* TEXT SHOWN

>>

Configuring Tailwind projects
Going into advanced customizations is beyond the scope of this Tailwind CSS tutorial for beginners, but here’s a basic outline of some of the things you can do in the config file:

  • content – Define paths to your HTML templates, JavaScript components, and other files that use Tailwind class names.
  • theme – Define default theming options (colors, fonts, etc.) related to the design of your pages and components.
  • plugins – Include plugins that extend Tailwind.
  • presets – Define your own base configuration, instead of using Tailwind’s default.
  • prefix – Define a custom prefix that will appear in front of every Tailwind utility class. This can be useful to overcome class naming conflicts.
  • important – Forces all of Tailwind’s utility classes to be marked with !important, which might help if you’re adding Tailwind to a legacy project that uses a lot of high-specificity selectors.

For full info on the available configuration options, see the Tailwind docs.
For demonstration purposes, let’s assume a simple configuration file that defines the location of my content:
module.exports = {
content: [
‘./pages/**/*.{html,js}’,
‘./components/**/*.{html,js}’
],
theme: {
extend: {},
},
plugins: [],
}
Code language: JavaScript (javascript)
This tells Tailwind that I’m including Tailwind classes inside .html and .js files within two folders: pages and components. I’m including JavaScript files because Tailwind recognizes classes added and removed dynamically via JavaScript, some of which will be present only in the .js files and not in the HTML.
In some cases, I might use a src folder, common in many projects, with a public HTML entry point. That would look like this:
module.exports = {
content: [
‘./public/index.html’,
‘./src/**/*.{html,js}’,
],
theme: {
extend: {},
},
plugins: [],
}
Code language: JavaScript (javascript)
It all depends on how you’ve structured your project and the associated content files. You also might be using a processor, like PostCSS, which you can read about here.
As a warning: Make sure you aren’t overly general when identifying content pages in your configuration. For example, you don’t want to use wildcards everywhere, thus making Tailwind look inside node_modules or other folders it shouldn’t be traversing.

<<

* TASK DESCRIPTION
Reproduce word for word the part of the text on configuring Tailwind projects that starts with "It all depends" and goes on through "read about here.".

* AVAILABLE DATA

>>

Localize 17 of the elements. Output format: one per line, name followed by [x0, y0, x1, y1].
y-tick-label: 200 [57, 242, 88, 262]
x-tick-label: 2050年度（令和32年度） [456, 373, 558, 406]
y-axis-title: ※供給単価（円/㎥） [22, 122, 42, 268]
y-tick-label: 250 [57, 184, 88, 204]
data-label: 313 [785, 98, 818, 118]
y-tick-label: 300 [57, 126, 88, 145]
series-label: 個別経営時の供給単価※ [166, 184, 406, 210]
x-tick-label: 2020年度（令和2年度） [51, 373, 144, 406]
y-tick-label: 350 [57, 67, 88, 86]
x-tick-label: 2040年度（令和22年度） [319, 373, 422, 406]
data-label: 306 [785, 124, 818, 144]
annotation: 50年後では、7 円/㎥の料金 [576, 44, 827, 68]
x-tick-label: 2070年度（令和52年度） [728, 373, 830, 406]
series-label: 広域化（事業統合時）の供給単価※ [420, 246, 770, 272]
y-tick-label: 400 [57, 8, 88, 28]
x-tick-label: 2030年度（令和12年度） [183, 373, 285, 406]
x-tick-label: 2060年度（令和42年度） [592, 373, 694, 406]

<<

* RESPONSE TO THIS EXERCISE
It all depends on how you’ve structured your project and the associated content files. You also might be using a processor, like PostCSS, which you can read about here.